## OBJECTIVE
Transcribe the records that follow in their entirety, omitting any pictures.

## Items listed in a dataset
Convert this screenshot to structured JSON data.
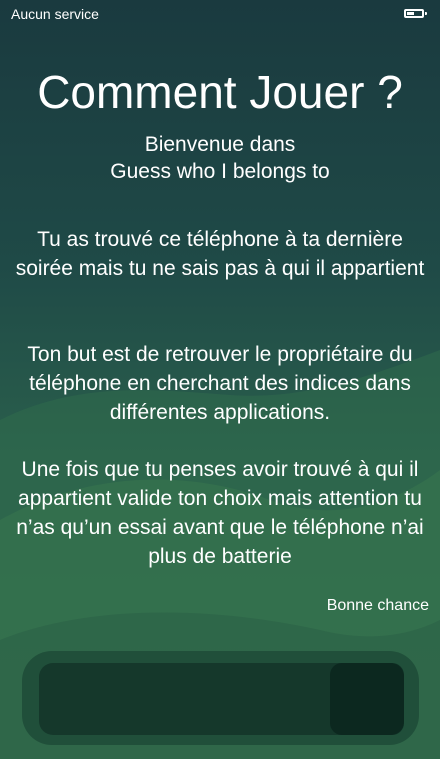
{
  "status_bar": {
    "carrier": "Aucun service",
    "battery_level": 0.6
  },
  "title": "Comment Jouer ?",
  "welcome": {
    "line1": "Bienvenue dans",
    "line2": "Guess who I belongs to"
  },
  "paragraphs": [
    "Tu as trouvé ce téléphone à ta dernière soirée mais tu ne sais pas à qui il appartient",
    "Ton but est de retrouver le propriétaire du téléphone en cherchant des indices dans différentes applications.",
    "Une fois que tu penses avoir trouvé à qui il appartient valide ton choix mais attention tu n’as qu’un essai avant que le téléphone n’ai plus de batterie"
  ],
  "signoff": "Bonne chance",
  "colors": {
    "background_top": "#1a3a3f",
    "background_bottom": "#2e6a4d",
    "text": "#ffffff"
  }
}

## CORRECT ANSWER
Convert this screenshot to structured JSON data.
{
  "status_bar": {
    "carrier": "Aucun service",
    "battery_level": 0.6
  },
  "title": "Comment Jouer ?",
  "welcome": {
    "line1": "Bienvenue dans",
    "line2": "Guess who I belongs to"
  },
  "paragraphs": [
    "Tu as trouvé ce téléphone à ta dernière soirée mais tu ne sais pas à qui il appartient",
    "Ton but est de retrouver le propriétaire du téléphone en cherchant des indices dans différentes applications.",
    "Une fois que tu penses avoir trouvé à qui il appartient valide ton choix mais attention tu n’as qu’un essai avant que le téléphone n’ai plus de batterie"
  ],
  "signoff": "Bonne chance",
  "colors": {
    "background_top": "#1a3a3f",
    "background_bottom": "#2e6a4d",
    "text": "#ffffff"
  }
}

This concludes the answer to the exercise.